(GIVEN TASK) Out of the lines in this data, how many include "worden"? Give the number and nothing else.

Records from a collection
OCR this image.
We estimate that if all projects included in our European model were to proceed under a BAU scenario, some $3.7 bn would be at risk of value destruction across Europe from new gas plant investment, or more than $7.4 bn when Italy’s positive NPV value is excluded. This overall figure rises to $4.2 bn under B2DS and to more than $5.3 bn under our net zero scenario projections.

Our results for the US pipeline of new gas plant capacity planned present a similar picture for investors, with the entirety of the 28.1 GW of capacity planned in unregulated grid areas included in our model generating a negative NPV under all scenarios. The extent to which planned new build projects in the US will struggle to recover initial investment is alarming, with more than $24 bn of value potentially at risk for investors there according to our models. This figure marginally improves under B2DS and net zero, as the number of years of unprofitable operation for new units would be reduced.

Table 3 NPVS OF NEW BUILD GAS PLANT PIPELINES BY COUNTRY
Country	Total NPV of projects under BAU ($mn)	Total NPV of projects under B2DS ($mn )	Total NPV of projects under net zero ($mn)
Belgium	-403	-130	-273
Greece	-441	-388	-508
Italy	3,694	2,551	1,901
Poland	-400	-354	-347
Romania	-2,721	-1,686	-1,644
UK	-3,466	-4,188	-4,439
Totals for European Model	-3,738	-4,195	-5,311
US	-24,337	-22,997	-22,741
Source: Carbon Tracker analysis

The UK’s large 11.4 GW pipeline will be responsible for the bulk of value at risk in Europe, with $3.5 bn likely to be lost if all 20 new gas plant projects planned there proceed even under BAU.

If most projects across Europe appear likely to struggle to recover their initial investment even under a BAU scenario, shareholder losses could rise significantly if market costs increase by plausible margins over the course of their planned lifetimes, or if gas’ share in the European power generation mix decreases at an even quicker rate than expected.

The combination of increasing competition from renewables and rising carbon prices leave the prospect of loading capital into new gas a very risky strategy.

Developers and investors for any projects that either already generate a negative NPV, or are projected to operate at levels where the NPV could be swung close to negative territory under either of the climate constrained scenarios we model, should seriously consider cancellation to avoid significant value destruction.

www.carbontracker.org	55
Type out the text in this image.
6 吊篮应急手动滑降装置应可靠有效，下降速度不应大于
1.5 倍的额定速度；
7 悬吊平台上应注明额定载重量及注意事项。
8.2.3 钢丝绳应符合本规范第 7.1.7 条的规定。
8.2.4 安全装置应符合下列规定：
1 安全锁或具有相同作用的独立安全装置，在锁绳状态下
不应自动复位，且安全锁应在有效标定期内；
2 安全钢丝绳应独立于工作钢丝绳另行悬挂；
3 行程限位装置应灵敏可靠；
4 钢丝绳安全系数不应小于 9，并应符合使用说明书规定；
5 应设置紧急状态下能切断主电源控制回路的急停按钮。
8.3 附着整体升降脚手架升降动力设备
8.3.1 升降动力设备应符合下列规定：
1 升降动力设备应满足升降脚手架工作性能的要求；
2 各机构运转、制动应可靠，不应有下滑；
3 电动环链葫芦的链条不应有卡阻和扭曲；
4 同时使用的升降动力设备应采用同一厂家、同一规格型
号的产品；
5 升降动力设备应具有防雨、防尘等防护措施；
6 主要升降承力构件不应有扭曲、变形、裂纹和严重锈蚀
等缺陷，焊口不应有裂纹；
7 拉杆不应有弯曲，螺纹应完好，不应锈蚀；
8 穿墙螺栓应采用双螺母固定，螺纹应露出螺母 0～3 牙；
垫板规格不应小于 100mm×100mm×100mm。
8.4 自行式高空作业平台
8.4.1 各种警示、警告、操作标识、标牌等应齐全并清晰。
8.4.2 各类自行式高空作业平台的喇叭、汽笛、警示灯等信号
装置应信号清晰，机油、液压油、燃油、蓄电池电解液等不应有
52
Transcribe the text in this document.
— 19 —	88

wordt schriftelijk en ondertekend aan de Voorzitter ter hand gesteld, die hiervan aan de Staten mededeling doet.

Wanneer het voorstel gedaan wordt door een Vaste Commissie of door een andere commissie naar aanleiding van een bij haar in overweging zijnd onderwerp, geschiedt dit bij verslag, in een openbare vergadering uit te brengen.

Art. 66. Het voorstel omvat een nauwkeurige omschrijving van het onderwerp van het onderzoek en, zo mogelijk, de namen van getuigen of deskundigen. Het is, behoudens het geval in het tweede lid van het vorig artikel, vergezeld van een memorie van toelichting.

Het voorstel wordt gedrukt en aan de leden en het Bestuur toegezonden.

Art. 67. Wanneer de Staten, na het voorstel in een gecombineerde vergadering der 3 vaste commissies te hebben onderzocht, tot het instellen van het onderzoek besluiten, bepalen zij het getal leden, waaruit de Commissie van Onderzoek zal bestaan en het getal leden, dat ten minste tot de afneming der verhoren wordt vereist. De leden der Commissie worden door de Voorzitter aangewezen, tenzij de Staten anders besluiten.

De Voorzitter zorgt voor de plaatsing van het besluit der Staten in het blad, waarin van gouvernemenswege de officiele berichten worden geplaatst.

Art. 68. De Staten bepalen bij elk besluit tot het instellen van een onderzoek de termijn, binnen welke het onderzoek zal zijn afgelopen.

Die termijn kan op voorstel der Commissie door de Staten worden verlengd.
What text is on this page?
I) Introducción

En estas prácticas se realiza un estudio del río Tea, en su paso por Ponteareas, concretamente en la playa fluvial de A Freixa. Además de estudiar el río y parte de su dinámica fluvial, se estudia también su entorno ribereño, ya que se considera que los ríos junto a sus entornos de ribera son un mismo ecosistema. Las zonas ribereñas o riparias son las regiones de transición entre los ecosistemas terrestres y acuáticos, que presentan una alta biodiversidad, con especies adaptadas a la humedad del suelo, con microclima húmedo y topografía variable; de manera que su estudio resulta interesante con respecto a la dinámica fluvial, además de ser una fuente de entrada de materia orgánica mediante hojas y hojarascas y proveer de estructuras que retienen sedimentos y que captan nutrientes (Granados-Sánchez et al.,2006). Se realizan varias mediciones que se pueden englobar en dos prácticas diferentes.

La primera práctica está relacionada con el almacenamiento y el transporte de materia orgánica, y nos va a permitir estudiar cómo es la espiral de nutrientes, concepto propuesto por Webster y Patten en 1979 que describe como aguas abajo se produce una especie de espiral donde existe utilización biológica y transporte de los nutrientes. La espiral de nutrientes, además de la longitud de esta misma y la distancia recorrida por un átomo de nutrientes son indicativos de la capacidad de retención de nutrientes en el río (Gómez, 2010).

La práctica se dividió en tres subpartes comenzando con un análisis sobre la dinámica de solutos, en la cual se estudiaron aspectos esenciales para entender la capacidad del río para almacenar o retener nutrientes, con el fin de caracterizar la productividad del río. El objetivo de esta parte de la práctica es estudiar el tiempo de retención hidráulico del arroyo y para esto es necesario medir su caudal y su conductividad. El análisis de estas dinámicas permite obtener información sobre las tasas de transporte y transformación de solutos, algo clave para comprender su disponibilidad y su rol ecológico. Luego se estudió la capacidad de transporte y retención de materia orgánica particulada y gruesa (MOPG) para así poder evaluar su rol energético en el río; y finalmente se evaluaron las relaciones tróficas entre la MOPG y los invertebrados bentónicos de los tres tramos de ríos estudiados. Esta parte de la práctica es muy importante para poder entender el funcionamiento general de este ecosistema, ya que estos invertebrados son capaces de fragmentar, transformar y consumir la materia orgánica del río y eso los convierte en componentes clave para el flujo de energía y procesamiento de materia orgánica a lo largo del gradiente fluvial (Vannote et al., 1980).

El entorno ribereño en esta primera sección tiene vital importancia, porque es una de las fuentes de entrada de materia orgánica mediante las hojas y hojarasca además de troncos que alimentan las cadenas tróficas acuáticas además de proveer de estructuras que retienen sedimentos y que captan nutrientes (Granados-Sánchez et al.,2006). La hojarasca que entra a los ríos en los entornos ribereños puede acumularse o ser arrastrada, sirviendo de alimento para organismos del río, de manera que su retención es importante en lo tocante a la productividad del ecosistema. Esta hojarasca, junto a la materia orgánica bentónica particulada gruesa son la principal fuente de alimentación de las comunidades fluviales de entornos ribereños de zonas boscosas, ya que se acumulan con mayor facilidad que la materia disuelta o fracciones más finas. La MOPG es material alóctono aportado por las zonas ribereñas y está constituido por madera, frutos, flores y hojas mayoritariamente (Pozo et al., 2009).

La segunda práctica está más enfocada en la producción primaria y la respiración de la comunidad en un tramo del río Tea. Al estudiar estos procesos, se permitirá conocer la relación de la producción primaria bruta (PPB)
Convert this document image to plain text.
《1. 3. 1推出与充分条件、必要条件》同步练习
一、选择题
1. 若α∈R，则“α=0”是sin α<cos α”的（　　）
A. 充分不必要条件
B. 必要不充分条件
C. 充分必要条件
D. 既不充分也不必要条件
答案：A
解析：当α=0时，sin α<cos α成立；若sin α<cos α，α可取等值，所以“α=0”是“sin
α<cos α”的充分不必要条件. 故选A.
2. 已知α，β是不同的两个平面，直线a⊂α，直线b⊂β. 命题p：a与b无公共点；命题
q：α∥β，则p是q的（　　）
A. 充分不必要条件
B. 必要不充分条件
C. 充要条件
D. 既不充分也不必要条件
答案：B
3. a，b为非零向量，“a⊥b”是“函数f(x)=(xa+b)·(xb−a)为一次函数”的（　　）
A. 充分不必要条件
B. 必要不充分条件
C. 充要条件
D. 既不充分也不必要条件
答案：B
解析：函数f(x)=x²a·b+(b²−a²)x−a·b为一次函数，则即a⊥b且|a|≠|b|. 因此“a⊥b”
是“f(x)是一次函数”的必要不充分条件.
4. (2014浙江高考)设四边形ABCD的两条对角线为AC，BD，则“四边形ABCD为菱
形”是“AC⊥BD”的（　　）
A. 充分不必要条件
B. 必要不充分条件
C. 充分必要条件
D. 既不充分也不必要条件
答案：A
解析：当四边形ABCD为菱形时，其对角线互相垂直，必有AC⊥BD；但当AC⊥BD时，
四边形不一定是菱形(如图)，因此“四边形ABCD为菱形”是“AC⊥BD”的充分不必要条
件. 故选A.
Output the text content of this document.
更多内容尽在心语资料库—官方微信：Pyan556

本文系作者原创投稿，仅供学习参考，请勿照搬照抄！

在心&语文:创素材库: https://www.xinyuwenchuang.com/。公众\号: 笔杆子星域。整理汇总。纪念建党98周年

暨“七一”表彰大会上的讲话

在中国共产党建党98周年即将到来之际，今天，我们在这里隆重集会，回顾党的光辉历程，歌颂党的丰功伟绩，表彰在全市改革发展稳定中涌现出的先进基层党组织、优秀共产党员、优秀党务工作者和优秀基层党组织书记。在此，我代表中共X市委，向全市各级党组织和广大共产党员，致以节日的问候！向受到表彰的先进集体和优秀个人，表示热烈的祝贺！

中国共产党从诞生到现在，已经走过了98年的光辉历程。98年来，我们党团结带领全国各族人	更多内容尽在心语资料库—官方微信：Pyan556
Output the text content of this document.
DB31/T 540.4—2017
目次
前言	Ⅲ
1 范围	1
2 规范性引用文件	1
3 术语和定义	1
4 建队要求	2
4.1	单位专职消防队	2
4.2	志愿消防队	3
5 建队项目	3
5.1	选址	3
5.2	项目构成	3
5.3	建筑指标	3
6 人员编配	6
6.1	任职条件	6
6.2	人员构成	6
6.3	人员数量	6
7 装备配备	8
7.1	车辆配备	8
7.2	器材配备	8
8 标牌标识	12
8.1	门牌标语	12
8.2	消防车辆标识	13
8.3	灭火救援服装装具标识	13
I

(RESPONSE BELOW) 3